**Data provided:**
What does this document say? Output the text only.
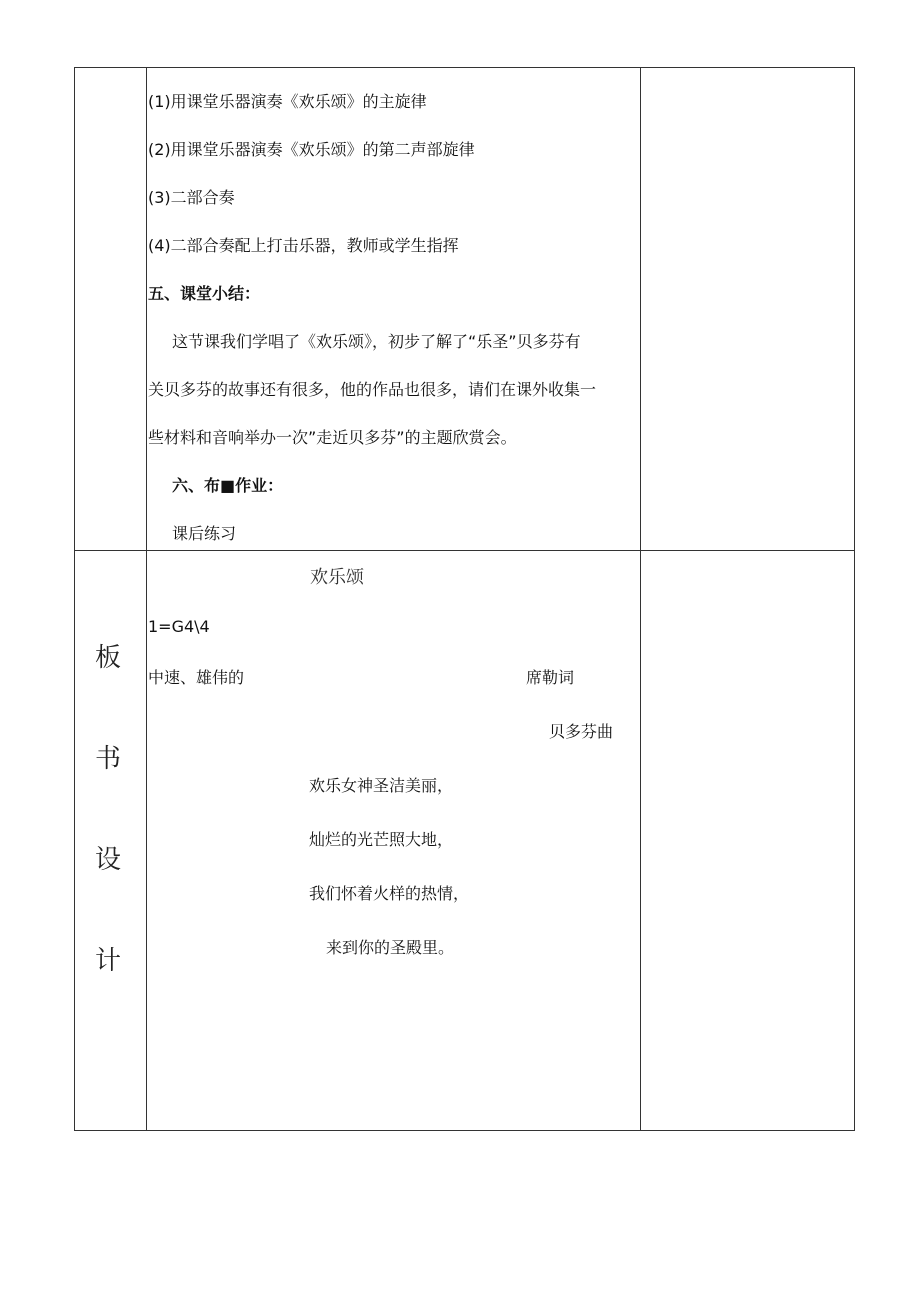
(1)用课堂乐器演奏《欢乐颂》的主旋律
(2)用课堂乐器演奏《欢乐颂》的第二声部旋律
(3)二部合奏
(4)二部合奏配上打击乐器，教师或学生指挥
五、课堂小结：
这节课我们学唱了《欢乐颂》，初步了解了“乐圣”贝多芬有
关贝多芬的故事还有很多，他的作品也很多，请们在课外收集一
些材料和音响举办一次”走近贝多芬”的主题欣赏会。
六、布■作业：
课后练习
板
书
设
计
欢乐颂
1=G4\4
中速、雄伟的	席勒词
贝多芬曲
欢乐女神圣洁美丽，
灿烂的光芒照大地，
我们怀着火样的热情，
来到你的圣殿里。
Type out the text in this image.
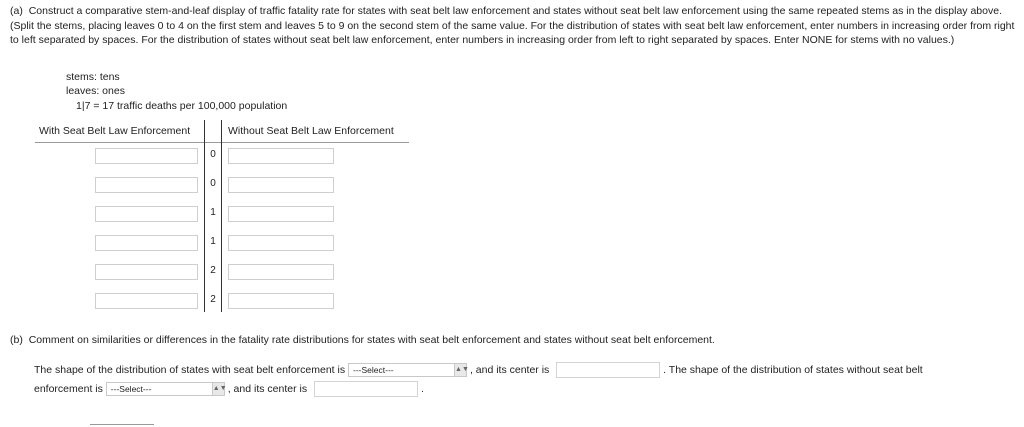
(a) Construct a comparative stem-and-leaf display of traffic fatality rate for states with seat belt law enforcement and states without seat belt law enforcement using the same repeated stems as in the display above. (Split the stems, placing leaves 0 to 4 on the first stem and leaves 5 to 9 on the second stem of the same value. For the distribution of states with seat belt law enforcement, enter numbers in increasing order from right to left separated by spaces. For the distribution of states without seat belt law enforcement, enter numbers in increasing order from left to right separated by spaces. Enter NONE for stems with no values.)
stems: tens
leaves: ones
1|7 = 17 traffic deaths per 100,000 population
With Seat Belt Law Enforcement	Without Seat Belt Law Enforcement
0
0
1
1
2
2
(b) Comment on similarities or differences in the fatality rate distributions for states with seat belt enforcement and states without seat belt enforcement.
The shape of the distribution of states with seat belt enforcement is ---Select---	▲▼ , and its center is	. The shape of the distribution of states without seat belt
enforcement is ---Select---	▲▼ , and its center is	.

**Exercise:** Report only the number of lines that hold the word "traffic".

**Written reply:** 2